* **Task**
Copy the records below exactly as they are written.

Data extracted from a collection
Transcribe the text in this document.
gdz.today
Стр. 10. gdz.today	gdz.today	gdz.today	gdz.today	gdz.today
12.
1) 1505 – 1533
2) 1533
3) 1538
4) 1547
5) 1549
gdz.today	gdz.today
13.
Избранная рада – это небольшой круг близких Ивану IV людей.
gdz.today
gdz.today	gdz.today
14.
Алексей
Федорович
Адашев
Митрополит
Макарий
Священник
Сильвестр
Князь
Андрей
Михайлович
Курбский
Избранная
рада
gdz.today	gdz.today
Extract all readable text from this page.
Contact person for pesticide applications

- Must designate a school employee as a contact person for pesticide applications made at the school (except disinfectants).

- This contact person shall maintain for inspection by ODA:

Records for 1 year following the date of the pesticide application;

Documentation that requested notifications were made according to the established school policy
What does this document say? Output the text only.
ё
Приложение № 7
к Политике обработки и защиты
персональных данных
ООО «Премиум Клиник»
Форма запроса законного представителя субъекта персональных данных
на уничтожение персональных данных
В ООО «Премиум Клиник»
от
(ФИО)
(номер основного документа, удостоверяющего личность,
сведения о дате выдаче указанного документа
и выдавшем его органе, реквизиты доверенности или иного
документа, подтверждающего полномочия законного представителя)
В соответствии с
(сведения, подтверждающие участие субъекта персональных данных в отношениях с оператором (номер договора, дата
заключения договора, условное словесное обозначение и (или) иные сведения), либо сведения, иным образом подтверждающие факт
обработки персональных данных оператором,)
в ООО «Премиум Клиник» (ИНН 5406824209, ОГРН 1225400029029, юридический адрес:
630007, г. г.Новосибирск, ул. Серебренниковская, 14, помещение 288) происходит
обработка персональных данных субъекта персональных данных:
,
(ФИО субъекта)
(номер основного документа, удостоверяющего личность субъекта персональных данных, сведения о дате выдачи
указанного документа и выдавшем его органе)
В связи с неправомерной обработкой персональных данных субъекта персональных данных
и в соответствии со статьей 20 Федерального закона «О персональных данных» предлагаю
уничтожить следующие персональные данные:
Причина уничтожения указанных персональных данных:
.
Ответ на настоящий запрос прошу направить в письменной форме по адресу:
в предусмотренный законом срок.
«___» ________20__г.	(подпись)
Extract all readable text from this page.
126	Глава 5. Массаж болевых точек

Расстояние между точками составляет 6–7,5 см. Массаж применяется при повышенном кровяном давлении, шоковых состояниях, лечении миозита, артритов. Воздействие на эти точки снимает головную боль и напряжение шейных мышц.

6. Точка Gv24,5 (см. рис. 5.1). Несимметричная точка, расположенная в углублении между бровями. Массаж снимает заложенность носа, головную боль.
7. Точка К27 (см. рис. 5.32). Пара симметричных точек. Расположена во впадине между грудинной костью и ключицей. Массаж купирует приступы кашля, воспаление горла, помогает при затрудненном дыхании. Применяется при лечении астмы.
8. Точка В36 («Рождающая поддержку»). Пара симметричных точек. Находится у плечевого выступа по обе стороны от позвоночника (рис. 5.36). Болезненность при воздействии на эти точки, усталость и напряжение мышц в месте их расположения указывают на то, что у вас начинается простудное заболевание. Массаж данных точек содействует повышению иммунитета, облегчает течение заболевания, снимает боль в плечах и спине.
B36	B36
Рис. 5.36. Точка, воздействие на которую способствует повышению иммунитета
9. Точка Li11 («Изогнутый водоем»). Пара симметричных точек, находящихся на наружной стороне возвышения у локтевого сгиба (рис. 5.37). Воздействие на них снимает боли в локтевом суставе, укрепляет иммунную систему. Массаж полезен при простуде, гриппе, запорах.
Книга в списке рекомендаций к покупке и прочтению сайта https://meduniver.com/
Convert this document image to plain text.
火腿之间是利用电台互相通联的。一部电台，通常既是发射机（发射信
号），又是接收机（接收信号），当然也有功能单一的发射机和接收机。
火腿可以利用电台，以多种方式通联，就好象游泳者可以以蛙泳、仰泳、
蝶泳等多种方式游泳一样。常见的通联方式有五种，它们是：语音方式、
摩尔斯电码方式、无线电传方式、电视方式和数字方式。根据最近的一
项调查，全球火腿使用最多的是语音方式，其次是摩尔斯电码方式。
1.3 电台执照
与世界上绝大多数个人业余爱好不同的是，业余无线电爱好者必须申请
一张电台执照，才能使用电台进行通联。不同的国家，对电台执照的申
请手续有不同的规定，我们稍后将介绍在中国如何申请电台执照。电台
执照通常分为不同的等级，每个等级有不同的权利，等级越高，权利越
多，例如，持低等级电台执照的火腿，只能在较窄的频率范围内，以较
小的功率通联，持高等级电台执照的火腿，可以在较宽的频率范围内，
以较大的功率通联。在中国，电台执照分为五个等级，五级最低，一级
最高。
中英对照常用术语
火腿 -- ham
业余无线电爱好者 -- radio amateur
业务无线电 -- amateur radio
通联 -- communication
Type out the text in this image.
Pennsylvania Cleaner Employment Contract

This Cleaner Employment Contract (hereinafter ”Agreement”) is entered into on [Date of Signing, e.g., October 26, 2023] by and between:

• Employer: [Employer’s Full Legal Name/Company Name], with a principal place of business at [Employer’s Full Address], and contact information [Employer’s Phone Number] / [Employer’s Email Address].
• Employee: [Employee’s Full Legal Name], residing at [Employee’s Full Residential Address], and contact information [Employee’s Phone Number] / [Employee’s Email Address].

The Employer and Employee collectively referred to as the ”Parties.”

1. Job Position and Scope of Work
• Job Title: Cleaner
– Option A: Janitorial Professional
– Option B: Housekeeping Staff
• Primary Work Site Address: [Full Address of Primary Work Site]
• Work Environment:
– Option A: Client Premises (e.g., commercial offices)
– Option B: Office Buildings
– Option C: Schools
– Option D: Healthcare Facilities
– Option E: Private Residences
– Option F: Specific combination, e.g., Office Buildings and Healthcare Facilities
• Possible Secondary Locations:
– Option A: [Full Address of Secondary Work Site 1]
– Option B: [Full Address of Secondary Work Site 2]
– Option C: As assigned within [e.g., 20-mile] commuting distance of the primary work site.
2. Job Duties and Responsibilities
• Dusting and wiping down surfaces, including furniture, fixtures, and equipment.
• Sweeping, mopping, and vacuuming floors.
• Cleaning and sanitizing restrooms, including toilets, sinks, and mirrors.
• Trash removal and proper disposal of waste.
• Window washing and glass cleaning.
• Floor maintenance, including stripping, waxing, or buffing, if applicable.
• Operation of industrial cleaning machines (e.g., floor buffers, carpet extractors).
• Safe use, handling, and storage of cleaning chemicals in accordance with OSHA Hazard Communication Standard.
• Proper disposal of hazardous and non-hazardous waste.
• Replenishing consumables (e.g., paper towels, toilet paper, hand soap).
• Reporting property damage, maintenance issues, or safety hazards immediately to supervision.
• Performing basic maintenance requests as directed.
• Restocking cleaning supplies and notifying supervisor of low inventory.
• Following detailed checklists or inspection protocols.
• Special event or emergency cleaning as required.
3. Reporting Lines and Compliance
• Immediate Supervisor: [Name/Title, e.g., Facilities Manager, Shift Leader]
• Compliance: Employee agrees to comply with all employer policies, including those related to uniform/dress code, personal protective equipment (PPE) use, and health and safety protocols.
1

* **Exercise response**
Transcribe the text in this document.
gdz.today
Стр. 10. gdz.today	gdz.today	gdz.today	gdz.today	gdz.today
12.
1) 1505 – 1533
2) 1533
3) 1538
4) 1547
5) 1549
gdz.today	gdz.today
13.
Избранная рада – это небольшой круг близких Ивану IV людей.
gdz.today
gdz.today	gdz.today
14.
Алексей
Федорович
Адашев
Митрополит
Макарий
Священник
Сильвестр
Князь
Андрей
Михайлович
Курбский
Избранная
рада
gdz.today	gdz.today
Extract all readable text from this page.
Contact person for pesticide applications

- Must designate a school employee as a contact person for pesticide applications made at the school (except disinfectants).

- This contact person shall maintain for inspection by ODA:

Records for 1 year following the date of the pesticide application;

Documentation that requested notifications were made according to the established school policy
What does this document say? Output the text only.
ё
Приложение № 7
к Политике обработки и защиты
персональных данных
ООО «Премиум Клиник»
Форма запроса законного представителя субъекта персональных данных
на уничтожение персональных данных
В ООО «Премиум Клиник»
от
(ФИО)
(номер основного документа, удостоверяющего личность,
сведения о дате выдаче указанного документа
и выдавшем его органе, реквизиты доверенности или иного
документа, подтверждающего полномочия законного представителя)
В соответствии с
(сведения, подтверждающие участие субъекта персональных данных в отношениях с оператором (номер договора, дата
заключения договора, условное словесное обозначение и (или) иные сведения), либо сведения, иным образом подтверждающие факт
обработки персональных данных оператором,)
в ООО «Премиум Клиник» (ИНН 5406824209, ОГРН 1225400029029, юридический адрес:
630007, г. г.Новосибирск, ул. Серебренниковская, 14, помещение 288) происходит
обработка персональных данных субъекта персональных данных:
,
(ФИО субъекта)
(номер основного документа, удостоверяющего личность субъекта персональных данных, сведения о дате выдачи
указанного документа и выдавшем его органе)
В связи с неправомерной обработкой персональных данных субъекта персональных данных
и в соответствии со статьей 20 Федерального закона «О персональных данных» предлагаю
уничтожить следующие персональные данные:
Причина уничтожения указанных персональных данных:
.
Ответ на настоящий запрос прошу направить в письменной форме по адресу:
в предусмотренный законом срок.
«___» ________20__г.	(подпись)
Extract all readable text from this page.
126	Глава 5. Массаж болевых точек

Расстояние между точками составляет 6–7,5 см. Массаж применяется при повышенном кровяном давлении, шоковых состояниях, лечении миозита, артритов. Воздействие на эти точки снимает головную боль и напряжение шейных мышц.

6. Точка Gv24,5 (см. рис. 5.1). Несимметричная точка, расположенная в углублении между бровями. Массаж снимает заложенность носа, головную боль.
7. Точка К27 (см. рис. 5.32). Пара симметричных точек. Расположена во впадине между грудинной костью и ключицей. Массаж купирует приступы кашля, воспаление горла, помогает при затрудненном дыхании. Применяется при лечении астмы.
8. Точка В36 («Рождающая поддержку»). Пара симметричных точек. Находится у плечевого выступа по обе стороны от позвоночника (рис. 5.36). Болезненность при воздействии на эти точки, усталость и напряжение мышц в месте их расположения указывают на то, что у вас начинается простудное заболевание. Массаж данных точек содействует повышению иммунитета, облегчает течение заболевания, снимает боль в плечах и спине.
B36	B36
Рис. 5.36. Точка, воздействие на которую способствует повышению иммунитета
9. Точка Li11 («Изогнутый водоем»). Пара симметричных точек, находящихся на наружной стороне возвышения у локтевого сгиба (рис. 5.37). Воздействие на них снимает боли в локтевом суставе, укрепляет иммунную систему. Массаж полезен при простуде, гриппе, запорах.
Книга в списке рекомендаций к покупке и прочтению сайта https://meduniver.com/
Convert this document image to plain text.
火腿之间是利用电台互相通联的。一部电台，通常既是发射机（发射信
号），又是接收机（接收信号），当然也有功能单一的发射机和接收机。
火腿可以利用电台，以多种方式通联，就好象游泳者可以以蛙泳、仰泳、
蝶泳等多种方式游泳一样。常见的通联方式有五种，它们是：语音方式、
摩尔斯电码方式、无线电传方式、电视方式和数字方式。根据最近的一
项调查，全球火腿使用最多的是语音方式，其次是摩尔斯电码方式。
1.3 电台执照
与世界上绝大多数个人业余爱好不同的是，业余无线电爱好者必须申请
一张电台执照，才能使用电台进行通联。不同的国家，对电台执照的申
请手续有不同的规定，我们稍后将介绍在中国如何申请电台执照。电台
执照通常分为不同的等级，每个等级有不同的权利，等级越高，权利越
多，例如，持低等级电台执照的火腿，只能在较窄的频率范围内，以较
小的功率通联，持高等级电台执照的火腿，可以在较宽的频率范围内，
以较大的功率通联。在中国，电台执照分为五个等级，五级最低，一级
最高。
中英对照常用术语
火腿 -- ham
业余无线电爱好者 -- radio amateur
业务无线电 -- amateur radio
通联 -- communication
Type out the text in this image.
Pennsylvania Cleaner Employment Contract

This Cleaner Employment Contract (hereinafter ”Agreement”) is entered into on [Date of Signing, e.g., October 26, 2023] by and between:

• Employer: [Employer’s Full Legal Name/Company Name], with a principal place of business at [Employer’s Full Address], and contact information [Employer’s Phone Number] / [Employer’s Email Address].
• Employee: [Employee’s Full Legal Name], residing at [Employee’s Full Residential Address], and contact information [Employee’s Phone Number] / [Employee’s Email Address].

The Employer and Employee collectively referred to as the ”Parties.”

1. Job Position and Scope of Work
• Job Title: Cleaner
– Option A: Janitorial Professional
– Option B: Housekeeping Staff
• Primary Work Site Address: [Full Address of Primary Work Site]
• Work Environment:
– Option A: Client Premises (e.g., commercial offices)
– Option B: Office Buildings
– Option C: Schools
– Option D: Healthcare Facilities
– Option E: Private Residences
– Option F: Specific combination, e.g., Office Buildings and Healthcare Facilities
• Possible Secondary Locations:
– Option A: [Full Address of Secondary Work Site 1]
– Option B: [Full Address of Secondary Work Site 2]
– Option C: As assigned within [e.g., 20-mile] commuting distance of the primary work site.
2. Job Duties and Responsibilities
• Dusting and wiping down surfaces, including furniture, fixtures, and equipment.
• Sweeping, mopping, and vacuuming floors.
• Cleaning and sanitizing restrooms, including toilets, sinks, and mirrors.
• Trash removal and proper disposal of waste.
• Window washing and glass cleaning.
• Floor maintenance, including stripping, waxing, or buffing, if applicable.
• Operation of industrial cleaning machines (e.g., floor buffers, carpet extractors).
• Safe use, handling, and storage of cleaning chemicals in accordance with OSHA Hazard Communication Standard.
• Proper disposal of hazardous and non-hazardous waste.
• Replenishing consumables (e.g., paper towels, toilet paper, hand soap).
• Reporting property damage, maintenance issues, or safety hazards immediately to supervision.
• Performing basic maintenance requests as directed.
• Restocking cleaning supplies and notifying supervisor of low inventory.
• Following detailed checklists or inspection protocols.
• Special event or emergency cleaning as required.
3. Reporting Lines and Compliance
• Immediate Supervisor: [Name/Title, e.g., Facilities Manager, Shift Leader]
• Compliance: Employee agrees to comply with all employer policies, including those related to uniform/dress code, personal protective equipment (PPE) use, and health and safety protocols.
1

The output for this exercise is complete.